(Extracted data entries)
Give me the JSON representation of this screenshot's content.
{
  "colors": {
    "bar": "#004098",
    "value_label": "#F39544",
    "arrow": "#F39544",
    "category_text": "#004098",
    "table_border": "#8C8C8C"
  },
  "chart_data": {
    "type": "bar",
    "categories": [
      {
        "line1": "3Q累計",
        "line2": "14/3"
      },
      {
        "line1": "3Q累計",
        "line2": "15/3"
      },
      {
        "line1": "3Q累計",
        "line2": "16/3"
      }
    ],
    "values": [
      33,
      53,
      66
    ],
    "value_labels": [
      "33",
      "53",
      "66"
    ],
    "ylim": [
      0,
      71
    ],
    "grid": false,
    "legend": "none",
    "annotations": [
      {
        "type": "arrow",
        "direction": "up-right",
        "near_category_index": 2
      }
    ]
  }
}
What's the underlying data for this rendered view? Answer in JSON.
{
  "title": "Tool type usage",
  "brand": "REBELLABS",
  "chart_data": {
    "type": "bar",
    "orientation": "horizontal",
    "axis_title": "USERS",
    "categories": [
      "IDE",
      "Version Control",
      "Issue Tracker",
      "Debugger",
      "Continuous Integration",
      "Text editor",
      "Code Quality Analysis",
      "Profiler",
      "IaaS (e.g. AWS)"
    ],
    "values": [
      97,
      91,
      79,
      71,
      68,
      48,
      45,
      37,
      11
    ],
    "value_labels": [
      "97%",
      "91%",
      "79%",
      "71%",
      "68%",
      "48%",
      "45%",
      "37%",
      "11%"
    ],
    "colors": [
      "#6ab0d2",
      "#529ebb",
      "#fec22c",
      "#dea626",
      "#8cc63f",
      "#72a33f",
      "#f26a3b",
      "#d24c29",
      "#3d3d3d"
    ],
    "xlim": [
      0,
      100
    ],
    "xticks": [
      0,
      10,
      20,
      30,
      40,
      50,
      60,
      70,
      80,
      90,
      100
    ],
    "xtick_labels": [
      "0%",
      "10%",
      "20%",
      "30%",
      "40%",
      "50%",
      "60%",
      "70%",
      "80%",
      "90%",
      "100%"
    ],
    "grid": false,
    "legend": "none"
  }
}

...

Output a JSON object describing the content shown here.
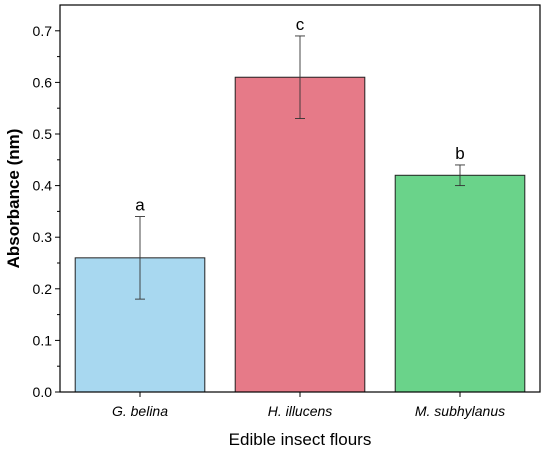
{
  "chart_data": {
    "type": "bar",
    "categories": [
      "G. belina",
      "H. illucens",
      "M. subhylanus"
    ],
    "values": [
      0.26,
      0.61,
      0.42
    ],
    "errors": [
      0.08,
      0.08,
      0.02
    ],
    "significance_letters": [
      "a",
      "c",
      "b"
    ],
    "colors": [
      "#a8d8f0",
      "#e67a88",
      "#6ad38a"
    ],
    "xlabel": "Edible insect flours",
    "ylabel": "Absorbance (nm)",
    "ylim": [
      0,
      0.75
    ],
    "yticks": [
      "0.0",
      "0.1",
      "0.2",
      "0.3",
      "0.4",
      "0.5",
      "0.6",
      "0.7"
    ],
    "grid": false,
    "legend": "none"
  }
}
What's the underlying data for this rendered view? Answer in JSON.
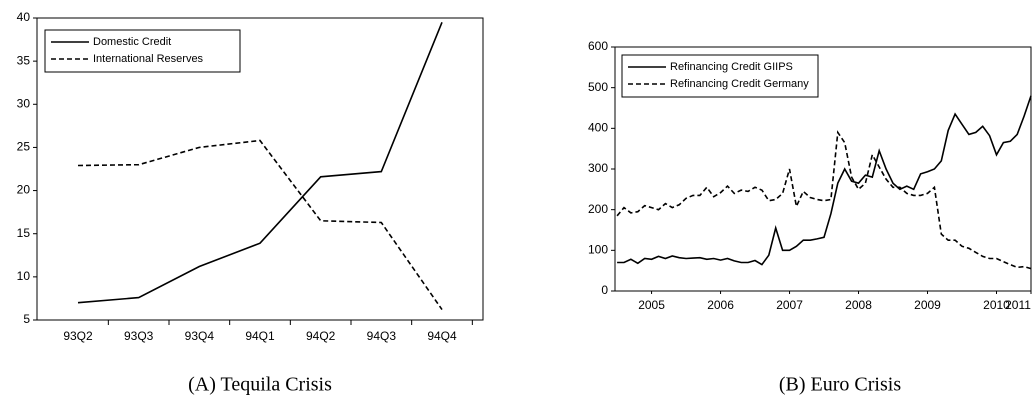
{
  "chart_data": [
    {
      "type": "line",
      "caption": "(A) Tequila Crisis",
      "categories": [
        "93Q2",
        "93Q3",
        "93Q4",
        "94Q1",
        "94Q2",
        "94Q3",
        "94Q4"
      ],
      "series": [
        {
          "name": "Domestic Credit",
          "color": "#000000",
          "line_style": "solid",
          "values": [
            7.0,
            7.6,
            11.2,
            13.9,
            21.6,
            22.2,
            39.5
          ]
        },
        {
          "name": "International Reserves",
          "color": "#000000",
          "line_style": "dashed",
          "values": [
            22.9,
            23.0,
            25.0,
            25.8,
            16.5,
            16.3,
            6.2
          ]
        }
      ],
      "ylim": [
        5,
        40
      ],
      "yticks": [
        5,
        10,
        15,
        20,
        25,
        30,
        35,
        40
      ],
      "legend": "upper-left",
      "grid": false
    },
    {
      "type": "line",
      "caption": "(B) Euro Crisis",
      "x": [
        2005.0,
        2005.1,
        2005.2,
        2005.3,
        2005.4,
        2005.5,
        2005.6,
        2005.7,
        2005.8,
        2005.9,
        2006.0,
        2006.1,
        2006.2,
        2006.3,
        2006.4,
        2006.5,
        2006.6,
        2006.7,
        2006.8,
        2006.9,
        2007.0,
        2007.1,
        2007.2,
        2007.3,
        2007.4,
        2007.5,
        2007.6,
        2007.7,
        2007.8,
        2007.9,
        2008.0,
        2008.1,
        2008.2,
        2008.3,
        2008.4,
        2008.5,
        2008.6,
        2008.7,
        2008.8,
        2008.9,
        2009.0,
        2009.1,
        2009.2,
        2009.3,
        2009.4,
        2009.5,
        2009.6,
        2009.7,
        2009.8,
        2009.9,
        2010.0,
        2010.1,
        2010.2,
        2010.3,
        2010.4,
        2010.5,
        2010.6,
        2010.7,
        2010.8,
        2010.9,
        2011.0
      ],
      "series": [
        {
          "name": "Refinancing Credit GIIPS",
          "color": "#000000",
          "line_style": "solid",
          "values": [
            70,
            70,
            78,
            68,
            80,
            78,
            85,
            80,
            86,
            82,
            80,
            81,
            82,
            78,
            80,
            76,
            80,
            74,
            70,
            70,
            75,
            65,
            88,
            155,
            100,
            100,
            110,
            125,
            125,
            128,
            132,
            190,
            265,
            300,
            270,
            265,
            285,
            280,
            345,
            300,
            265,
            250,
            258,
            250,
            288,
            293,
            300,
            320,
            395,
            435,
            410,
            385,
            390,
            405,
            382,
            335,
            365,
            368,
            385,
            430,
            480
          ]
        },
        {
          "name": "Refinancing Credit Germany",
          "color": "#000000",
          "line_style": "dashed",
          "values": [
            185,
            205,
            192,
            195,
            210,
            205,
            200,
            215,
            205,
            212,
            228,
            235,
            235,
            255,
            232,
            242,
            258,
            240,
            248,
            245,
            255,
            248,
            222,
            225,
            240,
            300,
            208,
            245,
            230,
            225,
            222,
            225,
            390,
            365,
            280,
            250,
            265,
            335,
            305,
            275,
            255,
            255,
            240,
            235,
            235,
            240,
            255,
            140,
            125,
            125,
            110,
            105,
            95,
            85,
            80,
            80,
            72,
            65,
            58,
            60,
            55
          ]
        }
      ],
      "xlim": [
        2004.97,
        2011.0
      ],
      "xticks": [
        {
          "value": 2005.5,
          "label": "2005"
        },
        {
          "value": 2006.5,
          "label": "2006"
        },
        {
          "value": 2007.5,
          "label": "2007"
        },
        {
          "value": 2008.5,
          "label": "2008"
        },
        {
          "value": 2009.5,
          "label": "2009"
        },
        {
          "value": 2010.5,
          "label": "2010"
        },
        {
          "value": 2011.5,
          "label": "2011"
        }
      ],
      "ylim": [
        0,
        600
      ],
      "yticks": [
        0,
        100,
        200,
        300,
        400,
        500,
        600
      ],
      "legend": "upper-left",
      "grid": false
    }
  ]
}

Given instruction
Copy the lines from the entries above in which the word "Refinancing" appears.

Answer below
          "name": "Refinancing Credit GIIPS",
          "name": "Refinancing Credit Germany",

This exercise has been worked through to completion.